++++ Data provided ++++
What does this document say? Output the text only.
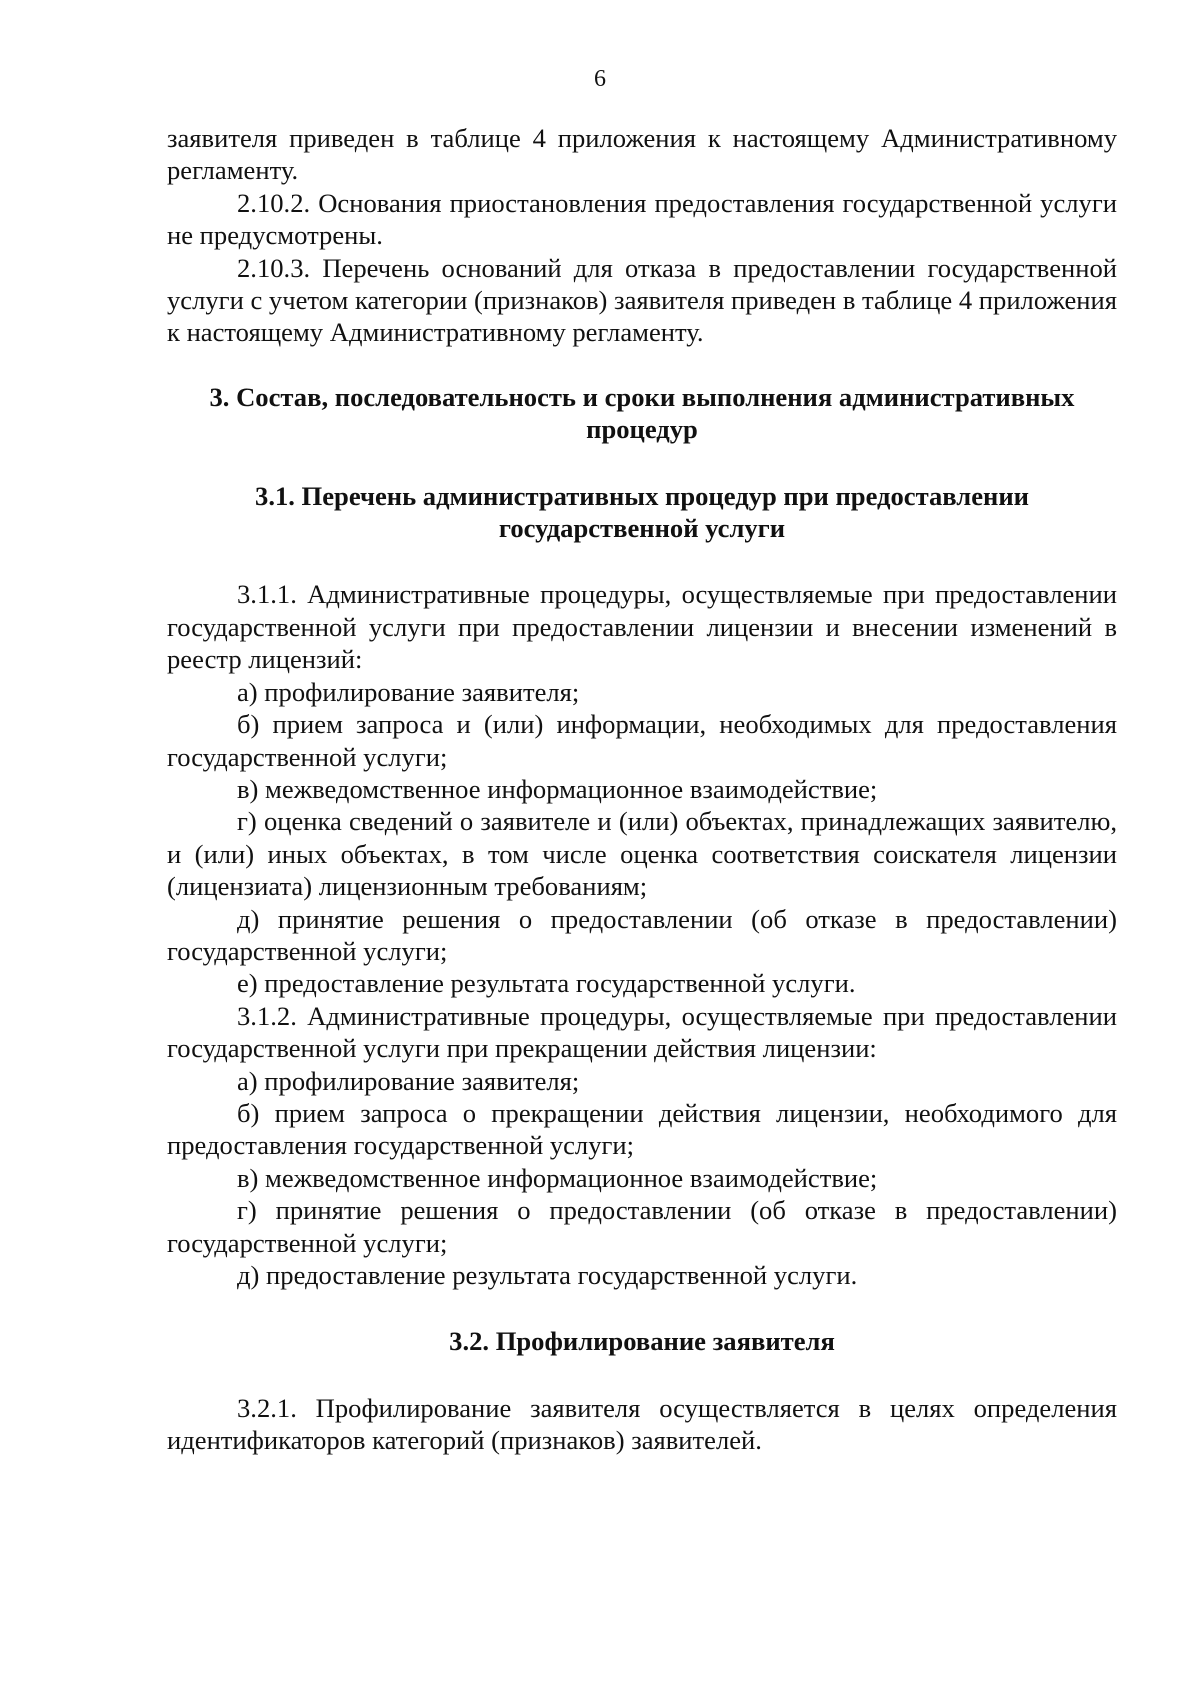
6

заявителя приведен в таблице 4 приложения к настоящему Административному регламенту.

2.10.2. Основания приостановления предоставления государственной услуги не предусмотрены.

2.10.3. Перечень оснований для отказа в предоставлении государственной услуги с учетом категории (признаков) заявителя приведен в таблице 4 приложения к настоящему Административному регламенту.

3. Состав, последовательность и сроки выполнения административных
процедур
3.1. Перечень административных процедур при предоставлении
государственной услуги

3.1.1. Административные процедуры, осуществляемые при предоставлении государственной услуги при предоставлении лицензии и внесении изменений в реестр лицензий:

а) профилирование заявителя;

б) прием запроса и (или) информации, необходимых для предоставления государственной услуги;

в) межведомственное информационное взаимодействие;

г) оценка сведений о заявителе и (или) объектах, принадлежащих заявителю, и (или) иных объектах, в том числе оценка соответствия соискателя лицензии (лицензиата) лицензионным требованиям;

д) принятие решения о предоставлении (об отказе в предоставлении) государственной услуги;

е) предоставление результата государственной услуги.

3.1.2. Административные процедуры, осуществляемые при предоставлении государственной услуги при прекращении действия лицензии:

а) профилирование заявителя;

б) прием запроса о прекращении действия лицензии, необходимого для предоставления государственной услуги;

в) межведомственное информационное взаимодействие;

г) принятие решения о предоставлении (об отказе в предоставлении) государственной услуги;

д) предоставление результата государственной услуги.

3.2. Профилирование заявителя

3.2.1. Профилирование заявителя осуществляется в целях определения идентификаторов категорий (признаков) заявителей.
++++
● **Task details**:
The records above need to be restated word for word, with the pictures left out.

● **The result**:
What does this document say? Output the text only.
6

заявителя приведен в таблице 4 приложения к настоящему Административному регламенту.

2.10.2. Основания приостановления предоставления государственной услуги не предусмотрены.

2.10.3. Перечень оснований для отказа в предоставлении государственной услуги с учетом категории (признаков) заявителя приведен в таблице 4 приложения к настоящему Административному регламенту.

3. Состав, последовательность и сроки выполнения административных
процедур
3.1. Перечень административных процедур при предоставлении
государственной услуги

3.1.1. Административные процедуры, осуществляемые при предоставлении государственной услуги при предоставлении лицензии и внесении изменений в реестр лицензий:

а) профилирование заявителя;

б) прием запроса и (или) информации, необходимых для предоставления государственной услуги;

в) межведомственное информационное взаимодействие;

г) оценка сведений о заявителе и (или) объектах, принадлежащих заявителю, и (или) иных объектах, в том числе оценка соответствия соискателя лицензии (лицензиата) лицензионным требованиям;

д) принятие решения о предоставлении (об отказе в предоставлении) государственной услуги;

е) предоставление результата государственной услуги.

3.1.2. Административные процедуры, осуществляемые при предоставлении государственной услуги при прекращении действия лицензии:

а) профилирование заявителя;

б) прием запроса о прекращении действия лицензии, необходимого для предоставления государственной услуги;

в) межведомственное информационное взаимодействие;

г) принятие решения о предоставлении (об отказе в предоставлении) государственной услуги;

д) предоставление результата государственной услуги.

3.2. Профилирование заявителя

3.2.1. Профилирование заявителя осуществляется в целях определения идентификаторов категорий (признаков) заявителей.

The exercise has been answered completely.